Source document:

1. Audience – Who are my visitors?
2. Acquisition: How are people finding my site?
3. Behaviour – What content do my visitors like most?
4. Conversions – How much is my site converting?
5. Creating custom reports

Wrapping up

What is Google Analytics?

Google Analytics is one of the most powerful web analytics software out there and it’s free which makes it even more appealing. No wonder more than 10 million websites are using it.
GA gathers analytics information from your website so you can monitor the number of visitors your site receives, where they came from, how they navigate through your site as well as other interesting stats.
While there are many tools available that can help you get this information, since Google is the largest search engine on the internet and since most of your site’s traffic probably comes from Google, it’s an effective tool to track website traffic and get insights on your visitors’ behaviour on your site.

Why should you use it?

Because you’ll get free access to so much awesome information about your website and your visitors, including:
  • How many people have visited your site
  • Which countries they live in
  • How they landed on your site (from Twitter, from a search engine, from an article they read on a blog)
  • How much time they spent on your site and if they visited other pages as well
  • What technology they used to access your site (desktop, tablet, smartphone)
  • Which are your most popular web pages and/or blog posts
  • Which sites or blogs are sending traffic your way
  • Which social network is sending you the most amount of visitors
This may sound like a lot of information but don’t worry. Once you go through this guide and see how all this information is organised and where you can find what you’re looking for, it will no longer seem that complicated.

How to set it up

If you already have GA installed on your site, go ahead and jump to the next section.
For GA to be able to track your visitors and website traffic it needs to gather information from your site whenever a visitor lands on one of your pages. And it can only do that if you have GA installed on your site so let’s do that now.
Go to Google Analytics and create an account, if you don’t have one already. If you do, simply sign in to your account.
Next, click the Access Google Analytics button and then click on Sign Up:
Set up Google Analytics
On the next page, you will need to fill in some basic information about your site like website name and URL, time zone and more:
Google Analytics New Account
Now click on the Get Tracking ID button.
What’s that? Well, GA will only track pages on your site that contain the GA tracking code. This is a small Javascript snippet that you’ll need to add to each page of your site so it can track it.
Here’s how the tracking code looks:
Google Analytics Tracking Code
If you accidentally lose or delete it, you can access it anytime by following these steps:
  • Go to Admin and then choose the profile for which you would like to retrieve the tracking code.
  • Click on Tracking Info and then on Tracking ID from the dropdown menu.
Google Analytics Access Tracking Code
To insert the Google Analytics code, you need to have access to your site’s source code. If you’ve hired someone to manage your site for you, you’ll need to provide them access to your admin or FTP so they can access your HTML code.
If you want to do it yourself, log in to your content management system (CMS) and access your site’s HTML code. Now you need to copy and paste the tracking code inside the header file, between <head> and </head>. Be sure to place it on a line of its own and not in the middle of other code. Since the header file is common for all page, it will added automatically to all the pages on your site.
If you have a WordPress site, implementing the code is a breeze. Log in to your WordPress Admin and then click Appearance -> Editor. Open your theme’s header.php file and paste the tracking code between <head> and </head> then click “Update File”. Or you could use a plugin like Google Analytics by Yoastwhere you would only need to copy and paste the tracking code and the plugin will then add it to all current and new pages for you.

To do: Reproduce the stretch of the Google Analytics guide from "How to set it" through "do that now." word for word.

Record extracts:
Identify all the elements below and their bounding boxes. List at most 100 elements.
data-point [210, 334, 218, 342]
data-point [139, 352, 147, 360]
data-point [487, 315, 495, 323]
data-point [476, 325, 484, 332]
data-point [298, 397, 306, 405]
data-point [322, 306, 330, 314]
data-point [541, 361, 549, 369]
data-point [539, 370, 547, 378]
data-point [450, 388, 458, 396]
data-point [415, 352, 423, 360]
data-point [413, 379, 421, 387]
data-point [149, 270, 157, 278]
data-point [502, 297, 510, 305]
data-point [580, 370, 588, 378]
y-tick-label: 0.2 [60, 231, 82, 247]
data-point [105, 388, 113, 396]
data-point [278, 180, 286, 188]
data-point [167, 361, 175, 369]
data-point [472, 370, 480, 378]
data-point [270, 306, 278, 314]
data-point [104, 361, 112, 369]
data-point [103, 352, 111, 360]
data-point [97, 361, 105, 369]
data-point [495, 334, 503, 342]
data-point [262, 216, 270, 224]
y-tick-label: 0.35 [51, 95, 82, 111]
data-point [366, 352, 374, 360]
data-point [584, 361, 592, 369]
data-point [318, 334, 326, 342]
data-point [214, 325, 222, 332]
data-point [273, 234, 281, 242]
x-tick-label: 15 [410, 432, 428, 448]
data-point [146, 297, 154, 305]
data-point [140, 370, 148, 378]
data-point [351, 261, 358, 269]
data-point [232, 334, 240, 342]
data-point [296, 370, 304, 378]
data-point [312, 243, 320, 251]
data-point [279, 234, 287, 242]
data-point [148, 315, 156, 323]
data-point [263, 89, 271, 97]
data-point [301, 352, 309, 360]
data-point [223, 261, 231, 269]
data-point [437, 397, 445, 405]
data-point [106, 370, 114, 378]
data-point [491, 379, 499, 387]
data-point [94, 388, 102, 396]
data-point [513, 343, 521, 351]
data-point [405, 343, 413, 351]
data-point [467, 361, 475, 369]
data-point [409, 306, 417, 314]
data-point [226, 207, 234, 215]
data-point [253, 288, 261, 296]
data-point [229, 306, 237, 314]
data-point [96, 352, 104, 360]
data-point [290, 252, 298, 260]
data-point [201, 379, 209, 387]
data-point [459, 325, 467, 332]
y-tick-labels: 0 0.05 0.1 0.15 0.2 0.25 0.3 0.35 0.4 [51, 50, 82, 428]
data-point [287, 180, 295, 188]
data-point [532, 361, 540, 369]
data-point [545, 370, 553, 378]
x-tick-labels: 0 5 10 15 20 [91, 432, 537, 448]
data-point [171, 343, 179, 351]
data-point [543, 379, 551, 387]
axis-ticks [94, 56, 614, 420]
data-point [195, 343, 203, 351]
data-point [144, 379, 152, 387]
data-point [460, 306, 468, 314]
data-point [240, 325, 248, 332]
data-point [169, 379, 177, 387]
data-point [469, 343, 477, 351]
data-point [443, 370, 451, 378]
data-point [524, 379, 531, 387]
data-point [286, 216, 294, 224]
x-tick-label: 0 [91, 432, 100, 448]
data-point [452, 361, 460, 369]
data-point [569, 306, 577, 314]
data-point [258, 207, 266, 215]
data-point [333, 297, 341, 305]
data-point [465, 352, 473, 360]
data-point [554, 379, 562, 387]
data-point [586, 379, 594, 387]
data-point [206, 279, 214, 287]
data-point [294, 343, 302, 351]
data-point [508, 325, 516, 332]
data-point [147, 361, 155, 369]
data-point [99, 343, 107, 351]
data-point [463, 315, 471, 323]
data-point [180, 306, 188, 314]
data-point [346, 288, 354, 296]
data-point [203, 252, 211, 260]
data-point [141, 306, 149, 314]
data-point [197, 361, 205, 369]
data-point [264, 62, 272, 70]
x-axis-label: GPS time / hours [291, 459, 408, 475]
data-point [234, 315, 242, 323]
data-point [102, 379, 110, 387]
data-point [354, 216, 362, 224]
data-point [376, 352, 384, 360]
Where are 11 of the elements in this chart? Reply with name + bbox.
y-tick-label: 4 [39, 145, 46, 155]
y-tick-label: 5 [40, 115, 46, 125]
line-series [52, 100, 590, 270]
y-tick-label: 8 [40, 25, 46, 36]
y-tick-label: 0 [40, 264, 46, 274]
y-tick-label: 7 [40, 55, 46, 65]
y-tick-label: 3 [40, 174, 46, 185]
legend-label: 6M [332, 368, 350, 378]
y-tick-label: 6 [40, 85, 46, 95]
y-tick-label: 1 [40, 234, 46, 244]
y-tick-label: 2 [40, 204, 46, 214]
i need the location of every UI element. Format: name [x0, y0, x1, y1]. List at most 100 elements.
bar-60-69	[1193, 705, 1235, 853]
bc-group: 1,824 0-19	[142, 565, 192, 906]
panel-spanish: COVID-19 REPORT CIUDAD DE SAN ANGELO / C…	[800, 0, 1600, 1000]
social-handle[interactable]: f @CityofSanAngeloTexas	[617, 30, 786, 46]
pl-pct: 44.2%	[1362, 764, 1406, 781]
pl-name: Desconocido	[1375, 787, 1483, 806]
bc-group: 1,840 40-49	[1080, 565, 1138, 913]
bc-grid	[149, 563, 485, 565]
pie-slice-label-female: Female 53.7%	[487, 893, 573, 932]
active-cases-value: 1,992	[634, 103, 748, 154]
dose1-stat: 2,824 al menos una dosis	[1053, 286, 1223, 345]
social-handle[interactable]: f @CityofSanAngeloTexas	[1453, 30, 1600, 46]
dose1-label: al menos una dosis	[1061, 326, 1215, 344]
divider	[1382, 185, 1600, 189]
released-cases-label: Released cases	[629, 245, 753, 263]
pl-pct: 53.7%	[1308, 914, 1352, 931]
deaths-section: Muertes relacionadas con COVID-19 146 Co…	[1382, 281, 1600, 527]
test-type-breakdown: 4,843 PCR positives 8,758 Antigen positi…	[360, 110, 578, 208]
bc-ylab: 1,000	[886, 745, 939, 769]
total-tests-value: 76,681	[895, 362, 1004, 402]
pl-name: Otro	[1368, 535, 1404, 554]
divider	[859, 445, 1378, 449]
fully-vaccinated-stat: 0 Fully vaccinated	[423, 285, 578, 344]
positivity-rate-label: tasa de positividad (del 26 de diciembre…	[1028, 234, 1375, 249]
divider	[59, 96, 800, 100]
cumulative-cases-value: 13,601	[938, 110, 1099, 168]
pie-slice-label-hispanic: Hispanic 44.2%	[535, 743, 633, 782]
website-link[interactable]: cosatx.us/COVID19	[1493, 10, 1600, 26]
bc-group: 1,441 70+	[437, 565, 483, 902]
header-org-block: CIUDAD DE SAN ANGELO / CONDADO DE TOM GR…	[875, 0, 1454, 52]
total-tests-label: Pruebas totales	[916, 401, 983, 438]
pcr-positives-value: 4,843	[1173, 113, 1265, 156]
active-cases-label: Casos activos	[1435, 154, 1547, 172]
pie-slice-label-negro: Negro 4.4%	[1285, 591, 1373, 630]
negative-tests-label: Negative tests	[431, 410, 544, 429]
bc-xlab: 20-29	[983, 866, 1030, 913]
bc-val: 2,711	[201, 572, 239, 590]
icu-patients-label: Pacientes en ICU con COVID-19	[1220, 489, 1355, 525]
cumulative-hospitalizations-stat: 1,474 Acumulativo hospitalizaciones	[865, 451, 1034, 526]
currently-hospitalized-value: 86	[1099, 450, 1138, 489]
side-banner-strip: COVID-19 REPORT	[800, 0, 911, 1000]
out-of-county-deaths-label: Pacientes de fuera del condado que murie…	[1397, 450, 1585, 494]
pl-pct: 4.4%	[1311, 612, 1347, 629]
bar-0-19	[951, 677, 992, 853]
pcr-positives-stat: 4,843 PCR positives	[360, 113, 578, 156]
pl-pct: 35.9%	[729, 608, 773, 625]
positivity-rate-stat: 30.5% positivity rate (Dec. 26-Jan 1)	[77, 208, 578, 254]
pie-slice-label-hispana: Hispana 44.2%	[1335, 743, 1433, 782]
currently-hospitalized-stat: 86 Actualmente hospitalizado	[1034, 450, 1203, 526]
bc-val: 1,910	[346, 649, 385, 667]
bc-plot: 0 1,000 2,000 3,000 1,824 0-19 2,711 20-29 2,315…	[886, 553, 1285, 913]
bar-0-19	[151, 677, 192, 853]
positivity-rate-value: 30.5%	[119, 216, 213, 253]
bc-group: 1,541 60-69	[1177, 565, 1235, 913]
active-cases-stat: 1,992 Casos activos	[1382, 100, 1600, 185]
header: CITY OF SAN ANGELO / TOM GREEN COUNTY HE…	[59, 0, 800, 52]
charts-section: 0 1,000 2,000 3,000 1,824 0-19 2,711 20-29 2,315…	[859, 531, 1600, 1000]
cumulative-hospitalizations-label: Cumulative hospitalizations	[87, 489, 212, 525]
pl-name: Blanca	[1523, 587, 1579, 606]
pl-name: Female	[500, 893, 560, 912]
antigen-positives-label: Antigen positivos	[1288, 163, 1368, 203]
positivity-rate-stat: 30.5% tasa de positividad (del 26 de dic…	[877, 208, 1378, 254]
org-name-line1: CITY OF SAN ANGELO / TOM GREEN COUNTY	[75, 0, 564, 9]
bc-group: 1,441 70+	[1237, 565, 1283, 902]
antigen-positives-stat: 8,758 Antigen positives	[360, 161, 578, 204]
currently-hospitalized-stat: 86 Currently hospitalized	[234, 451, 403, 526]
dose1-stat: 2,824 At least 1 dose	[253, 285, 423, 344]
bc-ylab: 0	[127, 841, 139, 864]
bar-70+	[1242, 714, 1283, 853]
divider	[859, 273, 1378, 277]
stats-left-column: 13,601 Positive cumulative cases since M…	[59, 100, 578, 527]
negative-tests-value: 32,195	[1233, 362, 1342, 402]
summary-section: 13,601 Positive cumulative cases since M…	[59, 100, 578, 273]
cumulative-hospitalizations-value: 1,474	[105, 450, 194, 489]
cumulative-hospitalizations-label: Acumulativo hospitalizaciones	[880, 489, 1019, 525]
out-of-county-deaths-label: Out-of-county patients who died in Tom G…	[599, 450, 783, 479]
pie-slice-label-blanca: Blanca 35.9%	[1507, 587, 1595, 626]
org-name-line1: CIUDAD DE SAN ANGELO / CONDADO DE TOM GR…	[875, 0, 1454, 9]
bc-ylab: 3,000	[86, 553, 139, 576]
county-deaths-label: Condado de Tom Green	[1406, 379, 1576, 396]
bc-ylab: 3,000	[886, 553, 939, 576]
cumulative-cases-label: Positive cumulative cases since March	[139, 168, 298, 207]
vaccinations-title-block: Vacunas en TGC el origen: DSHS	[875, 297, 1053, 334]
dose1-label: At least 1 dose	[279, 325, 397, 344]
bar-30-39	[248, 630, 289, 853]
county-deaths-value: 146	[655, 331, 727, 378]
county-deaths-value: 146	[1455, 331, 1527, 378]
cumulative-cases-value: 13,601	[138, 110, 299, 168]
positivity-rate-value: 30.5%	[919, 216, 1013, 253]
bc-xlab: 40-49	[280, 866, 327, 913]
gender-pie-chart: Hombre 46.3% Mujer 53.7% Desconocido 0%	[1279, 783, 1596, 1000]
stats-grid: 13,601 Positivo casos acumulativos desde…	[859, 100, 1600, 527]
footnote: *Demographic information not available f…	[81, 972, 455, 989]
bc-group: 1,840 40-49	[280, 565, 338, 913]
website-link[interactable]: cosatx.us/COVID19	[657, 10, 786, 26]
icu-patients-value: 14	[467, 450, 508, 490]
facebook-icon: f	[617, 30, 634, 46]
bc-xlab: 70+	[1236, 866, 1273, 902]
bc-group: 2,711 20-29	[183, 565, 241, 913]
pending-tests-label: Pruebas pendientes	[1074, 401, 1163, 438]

Task result:
How to set it up

If you already have GA installed on your site, go ahead and jump to the next section.
For GA to be able to track your visitors and website traffic it needs to gather information from your site whenever a visitor lands on one of your pages. And it can only do that if you have GA installed on your site so let’s do that now.